[CONSIGNE A]: Peux-tu mettre à jour l'article sur l'antisémitisme à Columbia, de « NEW YORK – Lorsque » jusqu'à « avant de répondre. » inclus, en remplaçant « doyen » par « président » ?

Antisémitisme, éducation, guerre contre le Hamas : L’ex-doyen de Columbia se confie

Pour David Schizer, en dépit des manifestations qui ont suivi le 7 octobre, le campus new-yorkais est accueillant pour les étudiants juifs, à supposer que sa charte soit respectée

La statue Alma mater sur le campus de l'Université de Columbia. (Crédit : Wikimedia Commons via JTA)
La statue Alma mater sur le campus de l'Université de Columbia. (Crédit : Wikimedia Commons via JTA)

NEW YORK – Lorsque David Schizer, ancien doyen de la faculté de droit de l’Université de Columbia et l’un des co-présidents du groupe de travail sur l’antisémitisme récemment créé par Columbia, a été interrogé sur le fait de savoir s’il avait été personnellement touché par l’antisémitisme sur le campus de Columbia, il s’est arrêté un instant avant de répondre.

« Je pense que je répondrai oui, mais en tant que professeur titulaire et ancien doyen, je ne suis pas dans la même situation que les étudiants qui se sentent isolés, exclus ou pire », a expliqué Schizer. « La vérité, c’est que j’ai passé énormément de temps avec des étudiants bouleversés, blessés et en souffrance. Cela me brise le cœur de voir certaines des difficultés qu’ils rencontrent. »

Schizer a affirmé que les étudiants devraient se sentir libres de participer aux activités du campus, quelles que soient leurs opinions sur Israël. « Mais certains groupes d’étudiants dont les missions n’ont rien à voir avec Israël ont, dans les faits, imposé des mises à l’épreuve aux étudiants », a-t-il déploré. « Et ce n’est pas approprié. »

Le Times of Israel s’est entretenu avec Schizer par téléphone après la publication du premier rapport du groupe de travail de Columbia sur l’antisémitisme, qui s’est concentré sur les réglementations et les politiques relatives aux manifestations sur les campus. Depuis l’assaut barbare mené par le groupe terroriste palestinien du Hamas le 7 octobre, lorsque quelque 3 000 terroristes ont tué près de 1 200 personnes, principalement des civils, tout en emmenant de force 253 otages dans la bande de Gaza, de nombreuses universités prestigieuses aux États-Unis – dont Columbia – sont devenues des foyers d’activisme anti-Israël, alors que l’État juif poursuit son opération militaire afin de ramener tous ses otages et de chasser le Hamas du pouvoir.

Le rapport initial du groupe de travail ne définit pas l’antisémitisme et se lit presque comme un communiqué de presse, ce qui, selon Schizer, était intentionnel.

[ENREGISTREMENTS FOURNIS]:
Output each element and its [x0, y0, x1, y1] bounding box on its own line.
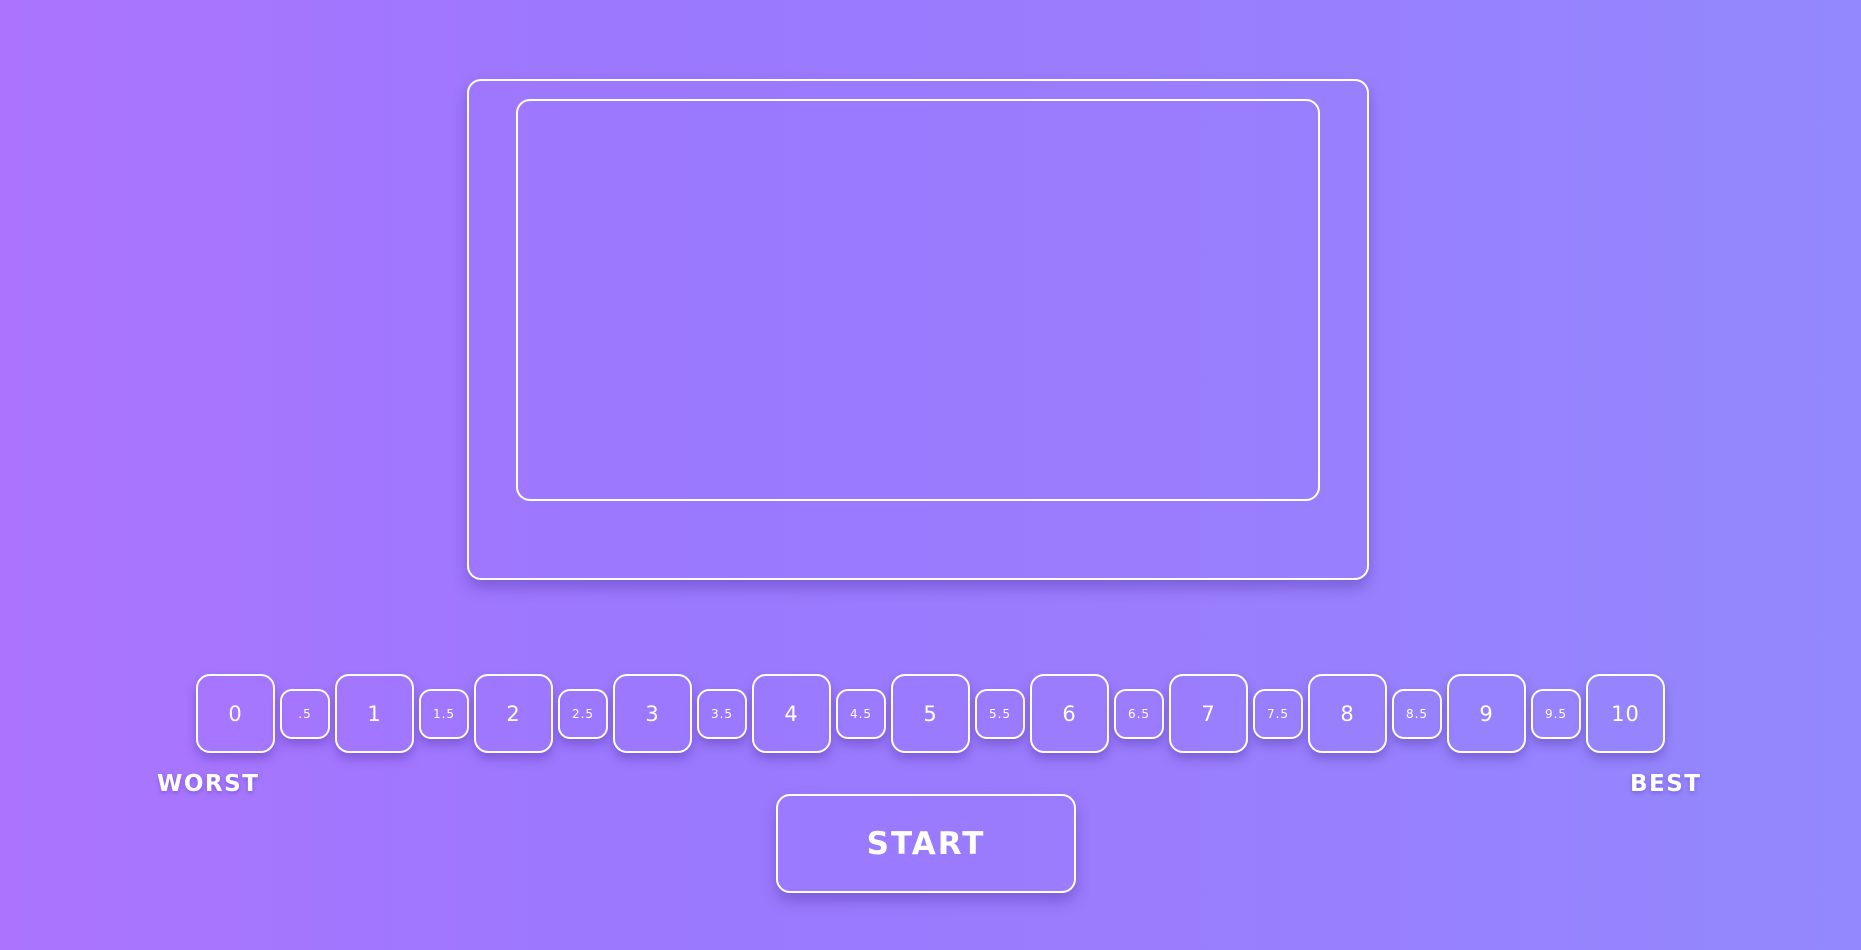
rating-button-5pt5[interactable]: 5.5 [975, 688, 1025, 739]
best-label: BEST [1630, 771, 1702, 797]
rating-button-4[interactable]: 4 [752, 674, 831, 753]
rating-button-9[interactable]: 9 [1447, 674, 1526, 753]
rating-scale: 0.5 1 1.5 2 2.5 3 3.5 4 4.5 5 5.5 6 6.5 7 7.5 8 8.5 9 9.5 1… [196, 674, 1665, 753]
rating-button-5[interactable]: 5 [891, 674, 970, 753]
worst-label: WORST [157, 771, 260, 797]
display-screen [516, 99, 1320, 501]
rating-button-7pt5[interactable]: 7.5 [1253, 688, 1303, 739]
rating-button-1pt5[interactable]: 1.5 [419, 688, 469, 739]
rating-button-8pt5[interactable]: 8.5 [1392, 688, 1442, 739]
rating-button-7[interactable]: 7 [1169, 674, 1248, 753]
rating-button-1[interactable]: 1 [335, 674, 414, 753]
rating-button-2pt5[interactable]: 2.5 [558, 688, 608, 739]
rating-button-6[interactable]: 6 [1030, 674, 1109, 753]
rating-button-4pt5[interactable]: 4.5 [836, 688, 886, 739]
rating-button-0[interactable]: 0 [196, 674, 275, 753]
rating-button-9pt5[interactable]: 9.5 [1531, 688, 1581, 739]
rating-button-2[interactable]: 2 [474, 674, 553, 753]
rating-button-8[interactable]: 8 [1308, 674, 1387, 753]
rating-button-6pt5[interactable]: 6.5 [1114, 688, 1164, 739]
rating-button-pt5[interactable]: .5 [280, 688, 330, 739]
rating-button-3[interactable]: 3 [613, 674, 692, 753]
rating-button-3pt5[interactable]: 3.5 [697, 688, 747, 739]
rating-button-10[interactable]: 10 [1586, 674, 1665, 753]
start-button[interactable]: START [776, 794, 1076, 893]
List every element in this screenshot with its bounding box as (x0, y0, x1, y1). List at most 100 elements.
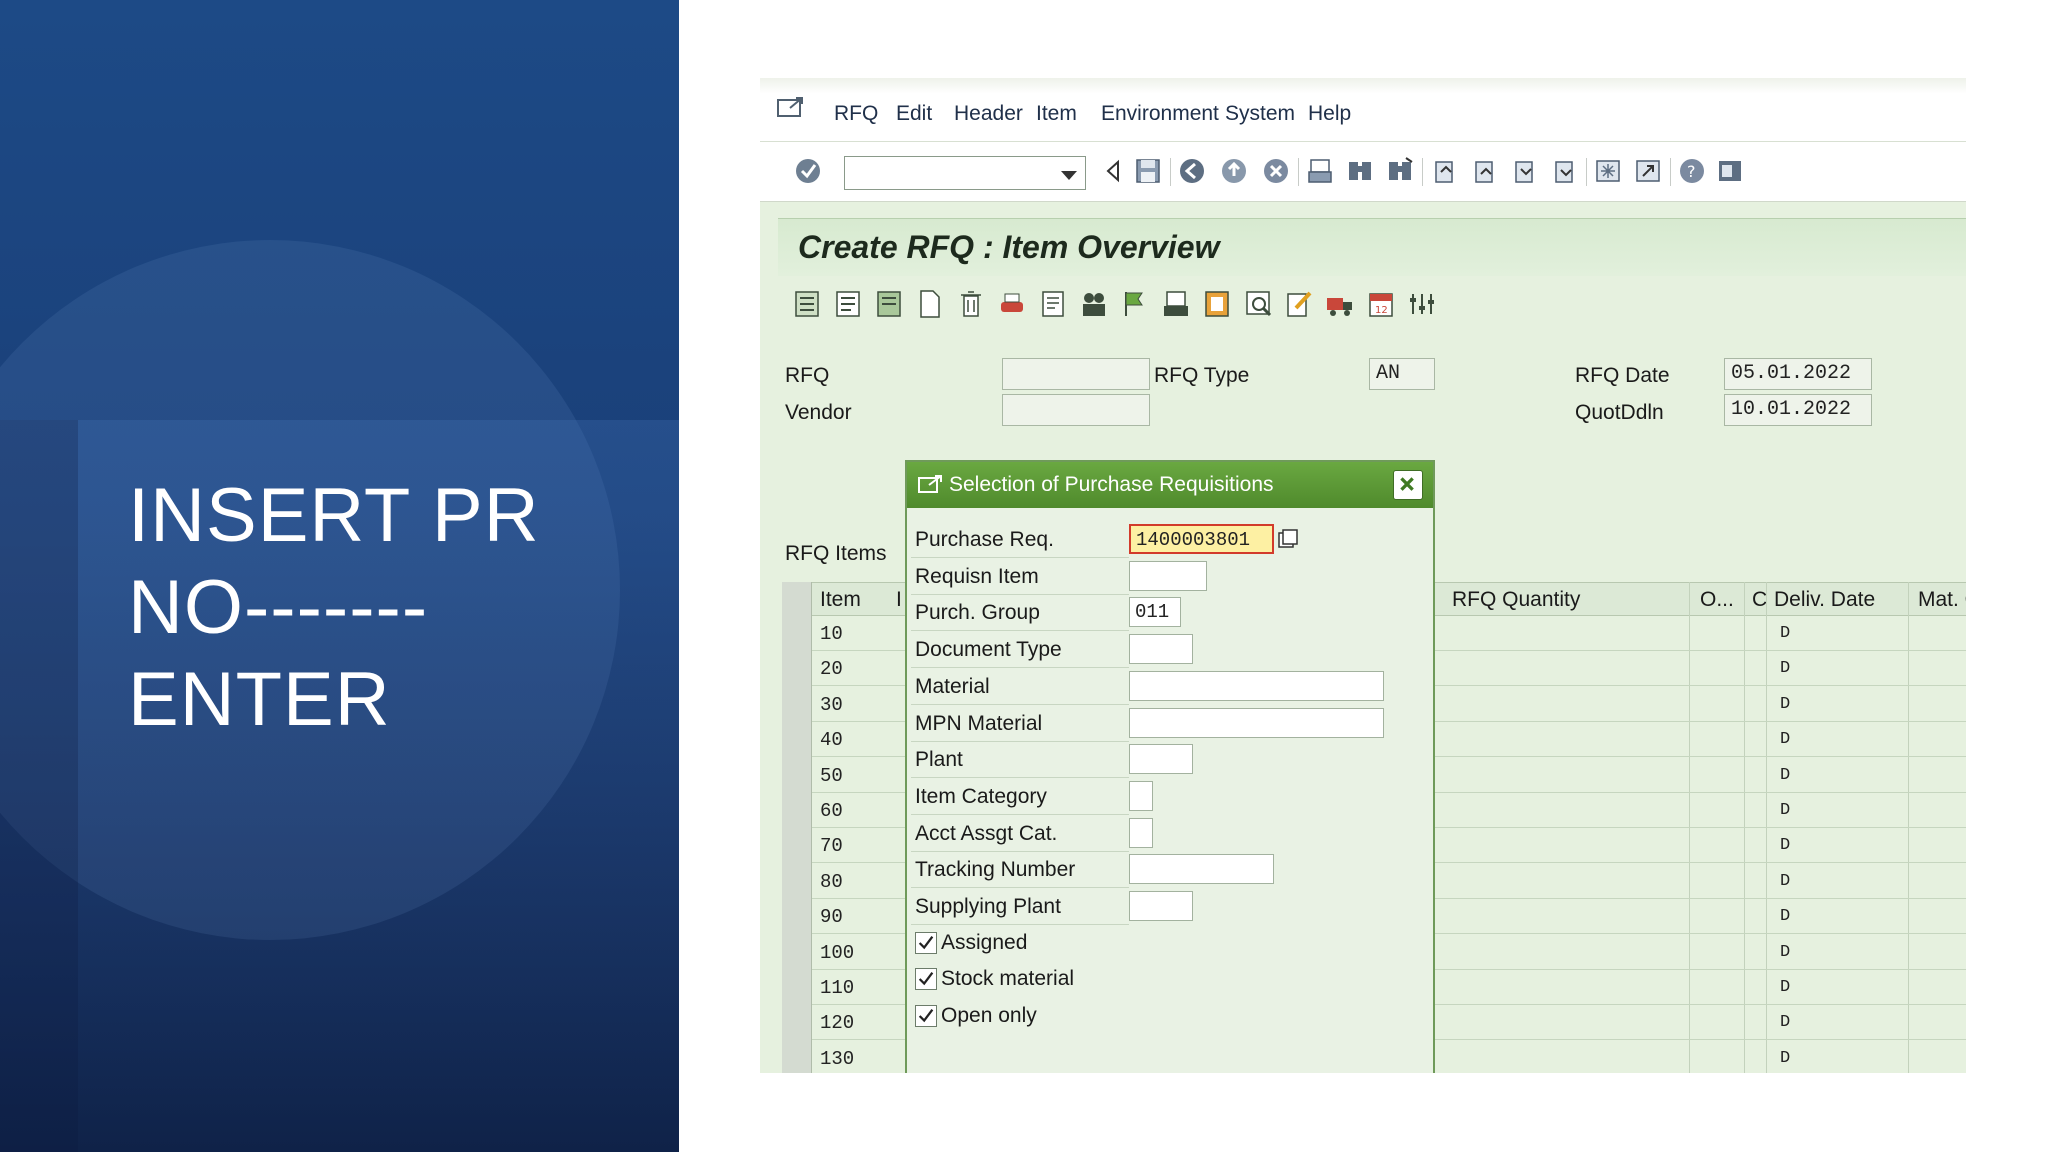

[CONSIGNE B]: Peux-tu recopier à l'identique les lignes des enregistrements, de la ligne qui contient « rating-button-5pt5[interactable]: 5.5 [975, 688, 1025, 739] » jusqu'à la ligne qui contient « rating-scale: 0.5 1 » incluse ?

[RÉPONSE COMPLÈTE A]:
NEW YORK – Lorsque David Schizer, ancien président de la faculté de droit de l’Université de Columbia et l’un des co-présidents du groupe de travail sur l’antisémitisme récemment créé par Columbia, a été interrogé sur le fait de savoir s’il avait été personnellement touché par l’antisémitisme sur le campus de Columbia, il s’est arrêté un instant avant de répondre.

[RÉPONSE COMPLÈTE B]:
rating-button-5pt5[interactable]: 5.5 [975, 688, 1025, 739]
best-label: BEST [1630, 771, 1702, 797]
rating-button-4[interactable]: 4 [752, 674, 831, 753]
rating-button-9[interactable]: 9 [1447, 674, 1526, 753]
rating-scale: 0.5 1 1.5 2 2.5 3 3.5 4 4.5 5 5.5 6 6.5 7 7.5 8 8.5 9 9.5 1… [196, 674, 1665, 753]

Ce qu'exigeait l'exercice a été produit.